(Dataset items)
((
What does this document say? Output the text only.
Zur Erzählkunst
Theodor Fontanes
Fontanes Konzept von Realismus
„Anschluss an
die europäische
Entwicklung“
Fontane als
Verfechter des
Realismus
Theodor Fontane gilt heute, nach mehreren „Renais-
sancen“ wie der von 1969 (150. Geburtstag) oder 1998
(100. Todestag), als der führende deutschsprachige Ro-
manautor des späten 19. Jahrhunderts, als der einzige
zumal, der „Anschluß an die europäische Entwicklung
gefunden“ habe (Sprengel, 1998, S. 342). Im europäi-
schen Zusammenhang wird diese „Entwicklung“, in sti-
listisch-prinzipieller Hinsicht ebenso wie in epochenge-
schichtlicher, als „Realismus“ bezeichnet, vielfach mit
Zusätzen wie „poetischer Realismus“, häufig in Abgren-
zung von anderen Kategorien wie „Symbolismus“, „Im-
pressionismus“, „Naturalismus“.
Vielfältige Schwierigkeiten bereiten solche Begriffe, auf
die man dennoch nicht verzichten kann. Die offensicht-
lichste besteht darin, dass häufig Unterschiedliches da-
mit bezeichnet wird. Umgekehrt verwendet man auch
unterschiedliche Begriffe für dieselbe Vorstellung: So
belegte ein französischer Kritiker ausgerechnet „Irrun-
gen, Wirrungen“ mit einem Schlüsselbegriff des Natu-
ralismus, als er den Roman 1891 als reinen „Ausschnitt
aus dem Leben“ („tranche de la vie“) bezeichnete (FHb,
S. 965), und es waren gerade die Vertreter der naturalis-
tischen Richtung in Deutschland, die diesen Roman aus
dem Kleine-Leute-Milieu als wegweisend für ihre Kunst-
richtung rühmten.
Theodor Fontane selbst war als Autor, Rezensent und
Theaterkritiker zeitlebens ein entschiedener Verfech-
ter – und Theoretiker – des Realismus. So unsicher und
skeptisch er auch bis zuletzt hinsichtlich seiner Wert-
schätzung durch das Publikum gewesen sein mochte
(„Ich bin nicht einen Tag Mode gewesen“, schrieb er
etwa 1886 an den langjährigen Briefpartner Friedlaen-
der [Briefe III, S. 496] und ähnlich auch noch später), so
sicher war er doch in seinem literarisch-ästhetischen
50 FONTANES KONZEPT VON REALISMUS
))
What this task involves: Scan the lines for the string "wird". Copy out each line that matches.

The output:
schen Zusammenhang wird diese „Entwicklung“, in sti-
mit bezeichnet wird. Umgekehrt verwendet man auch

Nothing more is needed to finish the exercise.